— BEGIN Supplied data —
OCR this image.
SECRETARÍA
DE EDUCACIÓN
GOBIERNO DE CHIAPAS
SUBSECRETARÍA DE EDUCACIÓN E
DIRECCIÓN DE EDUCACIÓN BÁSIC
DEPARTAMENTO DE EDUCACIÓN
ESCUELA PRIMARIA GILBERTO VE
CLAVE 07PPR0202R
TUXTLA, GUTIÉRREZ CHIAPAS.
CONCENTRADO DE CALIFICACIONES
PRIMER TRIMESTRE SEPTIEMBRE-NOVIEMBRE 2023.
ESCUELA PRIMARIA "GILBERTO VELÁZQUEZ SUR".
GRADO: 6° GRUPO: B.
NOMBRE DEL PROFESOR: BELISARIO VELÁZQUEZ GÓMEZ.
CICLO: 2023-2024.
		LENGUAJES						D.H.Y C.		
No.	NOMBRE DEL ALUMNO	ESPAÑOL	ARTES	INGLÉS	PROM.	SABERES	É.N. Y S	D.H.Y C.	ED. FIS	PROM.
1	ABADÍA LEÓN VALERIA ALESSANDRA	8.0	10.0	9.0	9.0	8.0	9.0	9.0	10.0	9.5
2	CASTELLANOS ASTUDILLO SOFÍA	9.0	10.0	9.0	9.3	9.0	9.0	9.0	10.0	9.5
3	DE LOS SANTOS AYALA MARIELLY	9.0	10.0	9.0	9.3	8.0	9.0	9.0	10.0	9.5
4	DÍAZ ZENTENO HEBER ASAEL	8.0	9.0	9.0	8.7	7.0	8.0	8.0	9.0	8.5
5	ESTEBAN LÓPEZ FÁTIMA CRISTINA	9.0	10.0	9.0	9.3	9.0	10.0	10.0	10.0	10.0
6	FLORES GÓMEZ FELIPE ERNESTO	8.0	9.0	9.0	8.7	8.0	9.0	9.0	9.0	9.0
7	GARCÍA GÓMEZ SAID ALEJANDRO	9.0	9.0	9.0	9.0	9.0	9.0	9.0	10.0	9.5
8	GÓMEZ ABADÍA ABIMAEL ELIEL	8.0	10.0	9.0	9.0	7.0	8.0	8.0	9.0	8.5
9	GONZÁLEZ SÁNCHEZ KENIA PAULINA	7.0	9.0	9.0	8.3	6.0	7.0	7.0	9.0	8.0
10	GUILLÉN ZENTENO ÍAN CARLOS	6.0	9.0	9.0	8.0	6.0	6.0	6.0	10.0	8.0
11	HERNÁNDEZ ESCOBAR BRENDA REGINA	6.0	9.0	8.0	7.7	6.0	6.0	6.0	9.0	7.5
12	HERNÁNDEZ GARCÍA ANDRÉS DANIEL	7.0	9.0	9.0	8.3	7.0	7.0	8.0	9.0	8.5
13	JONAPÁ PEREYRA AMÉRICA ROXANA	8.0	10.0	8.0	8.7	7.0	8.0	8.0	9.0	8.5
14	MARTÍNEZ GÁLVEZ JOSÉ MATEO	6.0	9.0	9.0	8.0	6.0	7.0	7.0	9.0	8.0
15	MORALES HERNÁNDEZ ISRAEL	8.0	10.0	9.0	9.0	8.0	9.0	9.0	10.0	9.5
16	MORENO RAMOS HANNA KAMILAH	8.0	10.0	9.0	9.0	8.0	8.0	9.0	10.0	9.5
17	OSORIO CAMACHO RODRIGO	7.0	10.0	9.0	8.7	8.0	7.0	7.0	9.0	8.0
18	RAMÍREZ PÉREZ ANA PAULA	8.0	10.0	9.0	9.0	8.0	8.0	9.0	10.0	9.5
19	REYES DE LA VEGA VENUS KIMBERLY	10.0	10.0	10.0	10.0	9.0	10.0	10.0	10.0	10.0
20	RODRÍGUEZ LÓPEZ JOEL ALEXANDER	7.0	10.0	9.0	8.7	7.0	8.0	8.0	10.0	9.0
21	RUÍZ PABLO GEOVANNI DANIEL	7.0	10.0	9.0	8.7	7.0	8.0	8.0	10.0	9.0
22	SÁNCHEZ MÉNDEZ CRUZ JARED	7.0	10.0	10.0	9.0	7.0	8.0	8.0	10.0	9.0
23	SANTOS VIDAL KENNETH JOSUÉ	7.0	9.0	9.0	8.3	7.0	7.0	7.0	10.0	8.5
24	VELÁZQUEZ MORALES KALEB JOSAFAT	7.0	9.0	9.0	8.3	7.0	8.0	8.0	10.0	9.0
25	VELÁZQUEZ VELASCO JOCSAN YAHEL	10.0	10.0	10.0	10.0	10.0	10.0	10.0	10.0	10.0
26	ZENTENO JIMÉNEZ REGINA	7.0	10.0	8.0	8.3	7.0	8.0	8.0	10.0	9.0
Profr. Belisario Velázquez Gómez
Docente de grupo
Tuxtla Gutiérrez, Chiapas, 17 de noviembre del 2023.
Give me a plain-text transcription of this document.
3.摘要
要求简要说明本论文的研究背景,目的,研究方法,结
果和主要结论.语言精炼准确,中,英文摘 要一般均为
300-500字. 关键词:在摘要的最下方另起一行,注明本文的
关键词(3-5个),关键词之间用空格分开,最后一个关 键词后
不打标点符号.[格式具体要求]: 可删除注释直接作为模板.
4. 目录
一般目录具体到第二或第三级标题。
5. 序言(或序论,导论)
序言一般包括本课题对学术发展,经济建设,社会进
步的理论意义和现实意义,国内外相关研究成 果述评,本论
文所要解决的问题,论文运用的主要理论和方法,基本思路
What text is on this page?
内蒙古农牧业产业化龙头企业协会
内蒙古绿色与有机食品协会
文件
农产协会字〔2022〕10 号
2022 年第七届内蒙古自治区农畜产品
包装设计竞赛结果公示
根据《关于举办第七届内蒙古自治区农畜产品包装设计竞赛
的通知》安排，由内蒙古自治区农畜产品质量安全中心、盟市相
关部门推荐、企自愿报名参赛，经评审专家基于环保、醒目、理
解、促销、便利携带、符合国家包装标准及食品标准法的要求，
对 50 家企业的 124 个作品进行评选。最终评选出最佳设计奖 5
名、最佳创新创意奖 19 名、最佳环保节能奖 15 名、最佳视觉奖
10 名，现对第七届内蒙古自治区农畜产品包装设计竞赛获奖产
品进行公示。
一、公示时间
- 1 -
— END Supplied data —
# Exercise:
Gather each line of the listing containing the word "PRIMARIA" and show it.

# Reply:
ESCUELA PRIMARIA GILBERTO VE
ESCUELA PRIMARIA "GILBERTO VELÁZQUEZ SUR".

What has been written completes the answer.